= THE PROBLEM =
Search the material for "glyph" and show all lines that contain it.

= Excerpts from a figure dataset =

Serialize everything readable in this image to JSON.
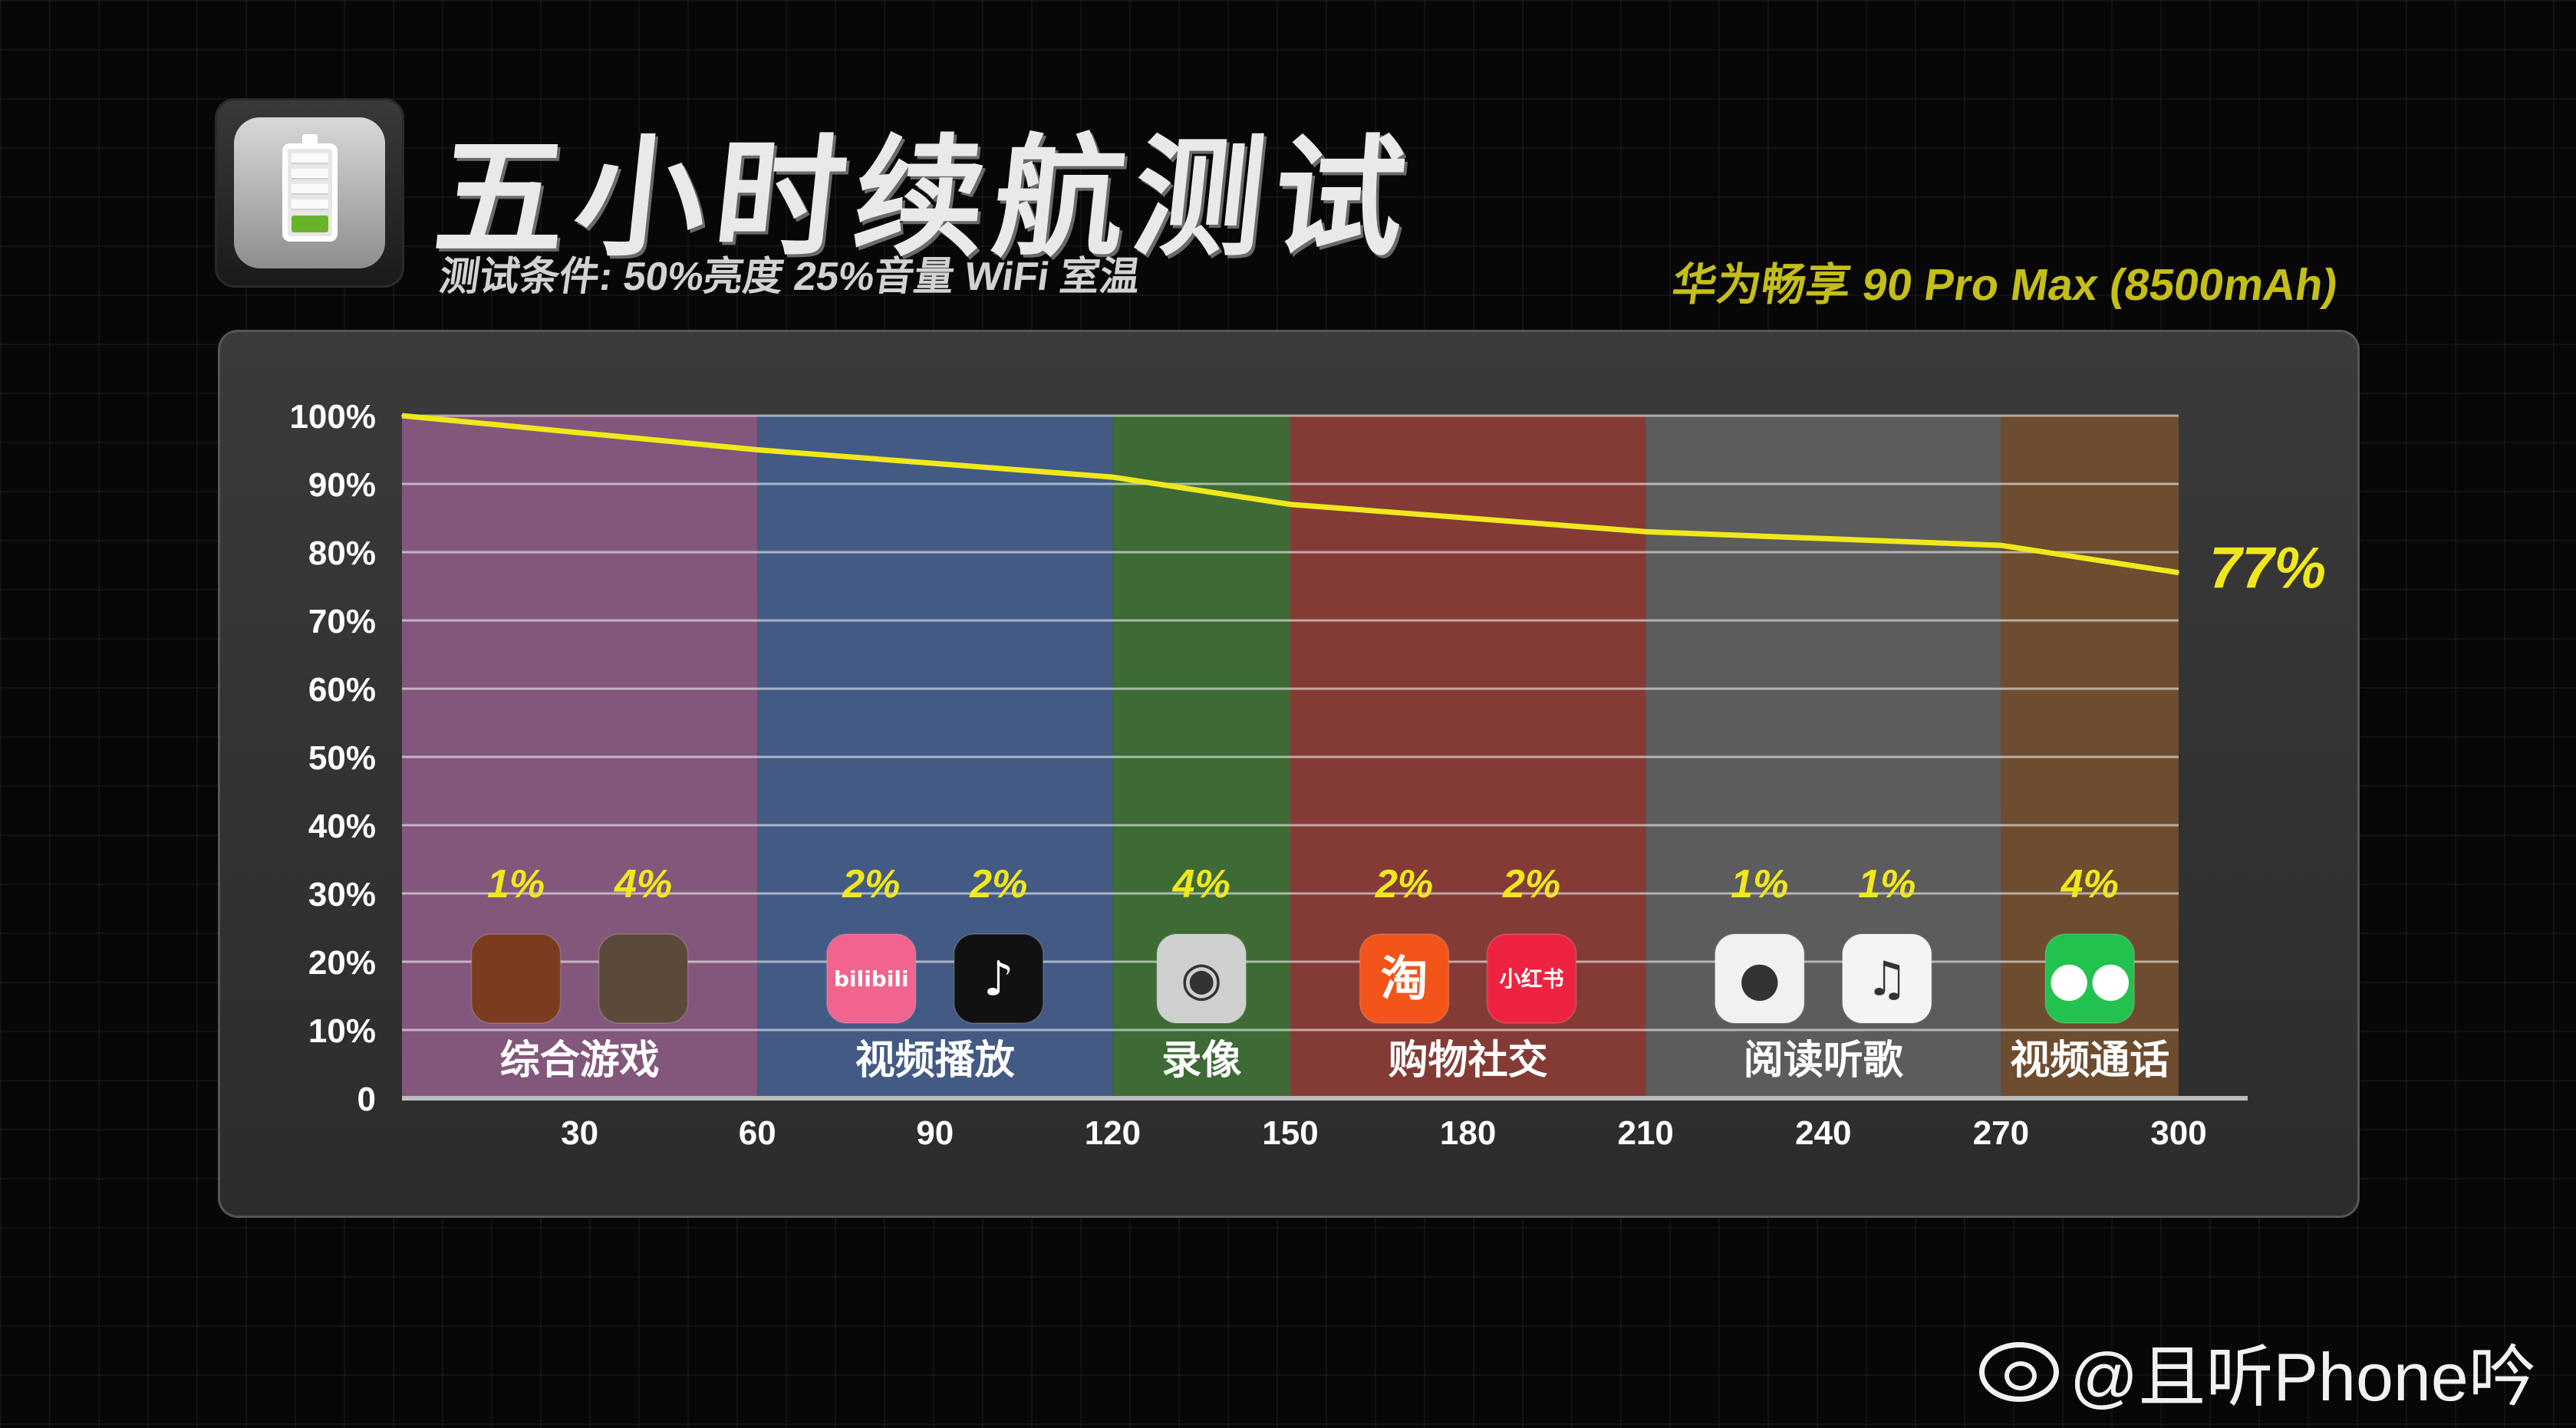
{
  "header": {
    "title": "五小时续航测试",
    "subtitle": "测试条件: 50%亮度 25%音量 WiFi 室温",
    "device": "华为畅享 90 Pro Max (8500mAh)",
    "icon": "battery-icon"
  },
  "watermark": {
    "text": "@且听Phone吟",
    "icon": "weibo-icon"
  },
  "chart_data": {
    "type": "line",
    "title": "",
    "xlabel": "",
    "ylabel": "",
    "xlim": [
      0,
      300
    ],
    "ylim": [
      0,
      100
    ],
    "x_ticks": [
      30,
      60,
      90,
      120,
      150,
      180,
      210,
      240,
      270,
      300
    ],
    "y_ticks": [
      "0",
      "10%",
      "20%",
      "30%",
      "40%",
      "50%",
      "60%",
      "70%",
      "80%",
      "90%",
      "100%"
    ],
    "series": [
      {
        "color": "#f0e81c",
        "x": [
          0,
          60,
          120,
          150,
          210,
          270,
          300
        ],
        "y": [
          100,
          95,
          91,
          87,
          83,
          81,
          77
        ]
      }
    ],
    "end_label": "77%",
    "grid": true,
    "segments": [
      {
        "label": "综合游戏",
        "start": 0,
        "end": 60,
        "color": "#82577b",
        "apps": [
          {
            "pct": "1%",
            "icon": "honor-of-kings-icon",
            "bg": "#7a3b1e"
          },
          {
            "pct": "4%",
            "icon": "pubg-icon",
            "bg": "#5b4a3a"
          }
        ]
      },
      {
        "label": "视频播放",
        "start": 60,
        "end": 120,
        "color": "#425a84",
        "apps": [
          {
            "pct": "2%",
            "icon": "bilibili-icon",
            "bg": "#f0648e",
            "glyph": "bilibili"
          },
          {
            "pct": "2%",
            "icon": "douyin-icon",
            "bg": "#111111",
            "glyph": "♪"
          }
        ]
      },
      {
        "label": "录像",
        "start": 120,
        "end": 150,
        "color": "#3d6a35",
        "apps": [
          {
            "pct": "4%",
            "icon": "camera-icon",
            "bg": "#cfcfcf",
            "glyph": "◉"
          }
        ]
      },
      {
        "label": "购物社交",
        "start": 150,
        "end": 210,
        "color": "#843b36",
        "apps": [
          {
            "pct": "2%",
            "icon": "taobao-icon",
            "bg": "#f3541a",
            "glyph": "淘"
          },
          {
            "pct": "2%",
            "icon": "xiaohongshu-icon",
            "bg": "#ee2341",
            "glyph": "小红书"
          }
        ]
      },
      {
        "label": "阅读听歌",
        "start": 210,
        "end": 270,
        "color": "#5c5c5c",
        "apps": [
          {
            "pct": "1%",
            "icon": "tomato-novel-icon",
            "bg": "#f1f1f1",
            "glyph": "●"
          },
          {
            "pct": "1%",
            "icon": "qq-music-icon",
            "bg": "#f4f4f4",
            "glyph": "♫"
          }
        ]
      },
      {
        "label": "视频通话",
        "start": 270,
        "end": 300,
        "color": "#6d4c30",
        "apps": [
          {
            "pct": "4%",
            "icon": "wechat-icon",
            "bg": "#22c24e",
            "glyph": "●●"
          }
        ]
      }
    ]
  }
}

= REPLY =
            "glyph": "bilibili"
            "glyph": "♪"
            "glyph": "◉"
            "glyph": "淘"
            "glyph": "小红书"
            "glyph": "●"
            "glyph": "♫"
            "glyph": "●●"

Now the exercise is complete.